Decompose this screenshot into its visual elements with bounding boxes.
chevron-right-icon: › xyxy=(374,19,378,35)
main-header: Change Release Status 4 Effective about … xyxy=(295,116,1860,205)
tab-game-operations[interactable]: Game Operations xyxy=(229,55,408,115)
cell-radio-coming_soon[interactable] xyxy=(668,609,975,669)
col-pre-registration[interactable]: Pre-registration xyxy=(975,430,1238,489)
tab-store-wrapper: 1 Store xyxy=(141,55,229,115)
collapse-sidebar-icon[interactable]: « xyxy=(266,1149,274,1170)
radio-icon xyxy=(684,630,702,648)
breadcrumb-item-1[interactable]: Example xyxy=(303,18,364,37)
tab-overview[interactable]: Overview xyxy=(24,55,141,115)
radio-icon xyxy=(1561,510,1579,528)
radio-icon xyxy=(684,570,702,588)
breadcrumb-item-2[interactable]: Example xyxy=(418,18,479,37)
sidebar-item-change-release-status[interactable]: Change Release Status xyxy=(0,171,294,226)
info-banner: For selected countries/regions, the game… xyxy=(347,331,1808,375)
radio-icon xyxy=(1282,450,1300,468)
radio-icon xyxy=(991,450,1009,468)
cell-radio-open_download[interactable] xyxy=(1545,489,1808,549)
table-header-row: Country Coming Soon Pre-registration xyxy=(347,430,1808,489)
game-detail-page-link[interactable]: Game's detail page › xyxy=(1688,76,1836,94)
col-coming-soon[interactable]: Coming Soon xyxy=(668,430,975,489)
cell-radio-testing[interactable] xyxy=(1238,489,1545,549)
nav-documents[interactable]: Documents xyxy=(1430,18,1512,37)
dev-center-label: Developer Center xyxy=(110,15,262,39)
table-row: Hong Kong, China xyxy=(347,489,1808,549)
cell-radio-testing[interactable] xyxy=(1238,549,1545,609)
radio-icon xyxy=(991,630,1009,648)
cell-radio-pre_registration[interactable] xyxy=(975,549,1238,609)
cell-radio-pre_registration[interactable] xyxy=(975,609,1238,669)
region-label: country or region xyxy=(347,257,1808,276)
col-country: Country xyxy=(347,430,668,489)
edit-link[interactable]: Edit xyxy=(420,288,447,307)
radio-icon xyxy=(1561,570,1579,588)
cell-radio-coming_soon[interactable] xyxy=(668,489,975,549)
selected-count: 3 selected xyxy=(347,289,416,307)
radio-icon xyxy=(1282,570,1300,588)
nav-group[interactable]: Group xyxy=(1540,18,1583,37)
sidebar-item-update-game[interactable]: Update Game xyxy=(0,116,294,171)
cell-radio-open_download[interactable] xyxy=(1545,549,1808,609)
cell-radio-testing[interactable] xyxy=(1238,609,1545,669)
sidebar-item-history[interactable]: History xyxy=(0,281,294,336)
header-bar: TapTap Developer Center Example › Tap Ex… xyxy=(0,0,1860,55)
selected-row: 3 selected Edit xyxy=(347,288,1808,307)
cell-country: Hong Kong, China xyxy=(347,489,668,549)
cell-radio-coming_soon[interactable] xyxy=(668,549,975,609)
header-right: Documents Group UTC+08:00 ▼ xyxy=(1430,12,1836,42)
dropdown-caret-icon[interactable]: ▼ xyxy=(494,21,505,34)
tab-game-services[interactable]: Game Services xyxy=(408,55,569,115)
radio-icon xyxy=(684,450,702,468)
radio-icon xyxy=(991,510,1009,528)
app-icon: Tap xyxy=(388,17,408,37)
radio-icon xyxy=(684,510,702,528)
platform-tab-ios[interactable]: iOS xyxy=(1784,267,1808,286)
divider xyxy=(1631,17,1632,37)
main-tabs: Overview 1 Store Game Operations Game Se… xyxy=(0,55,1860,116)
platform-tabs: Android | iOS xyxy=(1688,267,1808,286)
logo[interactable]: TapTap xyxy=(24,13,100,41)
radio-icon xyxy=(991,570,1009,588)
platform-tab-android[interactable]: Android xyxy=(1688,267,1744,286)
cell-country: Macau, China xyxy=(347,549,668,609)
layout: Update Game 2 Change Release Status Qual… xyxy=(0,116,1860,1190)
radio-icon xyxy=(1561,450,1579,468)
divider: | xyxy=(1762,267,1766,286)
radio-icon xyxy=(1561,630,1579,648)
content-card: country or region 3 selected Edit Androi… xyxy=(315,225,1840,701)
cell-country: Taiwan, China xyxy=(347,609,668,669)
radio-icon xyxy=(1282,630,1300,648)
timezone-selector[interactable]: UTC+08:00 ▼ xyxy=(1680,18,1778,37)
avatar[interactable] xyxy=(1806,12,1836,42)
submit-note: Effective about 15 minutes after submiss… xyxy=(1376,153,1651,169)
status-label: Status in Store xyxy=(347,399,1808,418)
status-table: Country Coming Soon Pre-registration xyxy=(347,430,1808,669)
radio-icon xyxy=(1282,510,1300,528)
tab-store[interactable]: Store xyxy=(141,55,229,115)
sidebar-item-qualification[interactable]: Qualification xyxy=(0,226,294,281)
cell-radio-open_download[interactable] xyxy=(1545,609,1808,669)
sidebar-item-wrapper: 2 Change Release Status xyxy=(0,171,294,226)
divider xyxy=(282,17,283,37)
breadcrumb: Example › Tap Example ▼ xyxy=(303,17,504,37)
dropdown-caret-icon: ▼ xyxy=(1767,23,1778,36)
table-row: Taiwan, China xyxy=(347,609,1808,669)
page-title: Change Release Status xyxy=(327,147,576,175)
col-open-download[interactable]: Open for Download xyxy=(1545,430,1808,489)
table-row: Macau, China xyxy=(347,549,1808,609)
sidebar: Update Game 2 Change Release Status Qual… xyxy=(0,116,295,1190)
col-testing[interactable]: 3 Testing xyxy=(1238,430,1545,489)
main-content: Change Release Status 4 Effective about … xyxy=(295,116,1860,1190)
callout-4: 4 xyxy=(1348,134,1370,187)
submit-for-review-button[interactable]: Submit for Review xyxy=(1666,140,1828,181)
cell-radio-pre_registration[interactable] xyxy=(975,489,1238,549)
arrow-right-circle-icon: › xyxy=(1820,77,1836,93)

What is required: Copy every item above again, word for word.

Answer to the task:
Decompose this screenshot into its visual elements with bounding boxes.
chevron-right-icon: › xyxy=(374,19,378,35)
main-header: Change Release Status 4 Effective about … xyxy=(295,116,1860,205)
tab-game-operations[interactable]: Game Operations xyxy=(229,55,408,115)
cell-radio-coming_soon[interactable] xyxy=(668,609,975,669)
col-pre-registration[interactable]: Pre-registration xyxy=(975,430,1238,489)
tab-store-wrapper: 1 Store xyxy=(141,55,229,115)
collapse-sidebar-icon[interactable]: « xyxy=(266,1149,274,1170)
radio-icon xyxy=(684,630,702,648)
breadcrumb-item-1[interactable]: Example xyxy=(303,18,364,37)
tab-overview[interactable]: Overview xyxy=(24,55,141,115)
radio-icon xyxy=(1561,510,1579,528)
radio-icon xyxy=(684,570,702,588)
breadcrumb-item-2[interactable]: Example xyxy=(418,18,479,37)
sidebar-item-change-release-status[interactable]: Change Release Status xyxy=(0,171,294,226)
info-banner: For selected countries/regions, the game… xyxy=(347,331,1808,375)
radio-icon xyxy=(1282,450,1300,468)
radio-icon xyxy=(991,450,1009,468)
cell-radio-open_download[interactable] xyxy=(1545,489,1808,549)
table-header-row: Country Coming Soon Pre-registration xyxy=(347,430,1808,489)
game-detail-page-link[interactable]: Game's detail page › xyxy=(1688,76,1836,94)
col-coming-soon[interactable]: Coming Soon xyxy=(668,430,975,489)
cell-radio-testing[interactable] xyxy=(1238,489,1545,549)
nav-documents[interactable]: Documents xyxy=(1430,18,1512,37)
dev-center-label: Developer Center xyxy=(110,15,262,39)
table-row: Hong Kong, China xyxy=(347,489,1808,549)
cell-radio-testing[interactable] xyxy=(1238,549,1545,609)
radio-icon xyxy=(991,630,1009,648)
cell-radio-pre_registration[interactable] xyxy=(975,549,1238,609)
cell-radio-pre_registration[interactable] xyxy=(975,609,1238,669)
region-label: country or region xyxy=(347,257,1808,276)
col-country: Country xyxy=(347,430,668,489)
edit-link[interactable]: Edit xyxy=(420,288,447,307)
radio-icon xyxy=(1561,570,1579,588)
cell-radio-coming_soon[interactable] xyxy=(668,489,975,549)
selected-count: 3 selected xyxy=(347,289,416,307)
radio-icon xyxy=(1282,570,1300,588)
nav-group[interactable]: Group xyxy=(1540,18,1583,37)
sidebar-item-update-game[interactable]: Update Game xyxy=(0,116,294,171)
cell-radio-open_download[interactable] xyxy=(1545,549,1808,609)
cell-radio-testing[interactable] xyxy=(1238,609,1545,669)
sidebar-item-history[interactable]: History xyxy=(0,281,294,336)
header-bar: TapTap Developer Center Example › Tap Ex… xyxy=(0,0,1860,55)
selected-row: 3 selected Edit xyxy=(347,288,1808,307)
cell-country: Hong Kong, China xyxy=(347,489,668,549)
cell-radio-coming_soon[interactable] xyxy=(668,549,975,609)
header-right: Documents Group UTC+08:00 ▼ xyxy=(1430,12,1836,42)
dropdown-caret-icon[interactable]: ▼ xyxy=(494,21,505,34)
tab-game-services[interactable]: Game Services xyxy=(408,55,569,115)
radio-icon xyxy=(684,450,702,468)
radio-icon xyxy=(991,510,1009,528)
app-icon: Tap xyxy=(388,17,408,37)
radio-icon xyxy=(684,510,702,528)
platform-tab-ios[interactable]: iOS xyxy=(1784,267,1808,286)
divider xyxy=(1631,17,1632,37)
main-tabs: Overview 1 Store Game Operations Game Se… xyxy=(0,55,1860,116)
platform-tabs: Android | iOS xyxy=(1688,267,1808,286)
logo[interactable]: TapTap xyxy=(24,13,100,41)
radio-icon xyxy=(991,570,1009,588)
platform-tab-android[interactable]: Android xyxy=(1688,267,1744,286)
cell-country: Macau, China xyxy=(347,549,668,609)
layout: Update Game 2 Change Release Status Qual… xyxy=(0,116,1860,1190)
radio-icon xyxy=(1561,450,1579,468)
divider: | xyxy=(1762,267,1766,286)
radio-icon xyxy=(1561,630,1579,648)
content-card: country or region 3 selected Edit Androi… xyxy=(315,225,1840,701)
cell-country: Taiwan, China xyxy=(347,609,668,669)
radio-icon xyxy=(1282,630,1300,648)
timezone-selector[interactable]: UTC+08:00 ▼ xyxy=(1680,18,1778,37)
avatar[interactable] xyxy=(1806,12,1836,42)
submit-note: Effective about 15 minutes after submiss… xyxy=(1376,153,1651,169)
status-label: Status in Store xyxy=(347,399,1808,418)
status-table: Country Coming Soon Pre-registration xyxy=(347,430,1808,669)
radio-icon xyxy=(1282,510,1300,528)
tab-store[interactable]: Store xyxy=(141,55,229,115)
sidebar-item-qualification[interactable]: Qualification xyxy=(0,226,294,281)
cell-radio-open_download[interactable] xyxy=(1545,609,1808,669)
sidebar-item-wrapper: 2 Change Release Status xyxy=(0,171,294,226)
divider xyxy=(282,17,283,37)
breadcrumb: Example › Tap Example ▼ xyxy=(303,17,504,37)
dropdown-caret-icon: ▼ xyxy=(1767,23,1778,36)
table-row: Taiwan, China xyxy=(347,609,1808,669)
page-title: Change Release Status xyxy=(327,147,576,175)
col-open-download[interactable]: Open for Download xyxy=(1545,430,1808,489)
table-row: Macau, China xyxy=(347,549,1808,609)
sidebar: Update Game 2 Change Release Status Qual… xyxy=(0,116,295,1190)
col-testing[interactable]: 3 Testing xyxy=(1238,430,1545,489)
main-content: Change Release Status 4 Effective about … xyxy=(295,116,1860,1190)
callout-4: 4 xyxy=(1348,134,1370,187)
submit-for-review-button[interactable]: Submit for Review xyxy=(1666,140,1828,181)
cell-radio-pre_registration[interactable] xyxy=(975,489,1238,549)
arrow-right-circle-icon: › xyxy=(1820,77,1836,93)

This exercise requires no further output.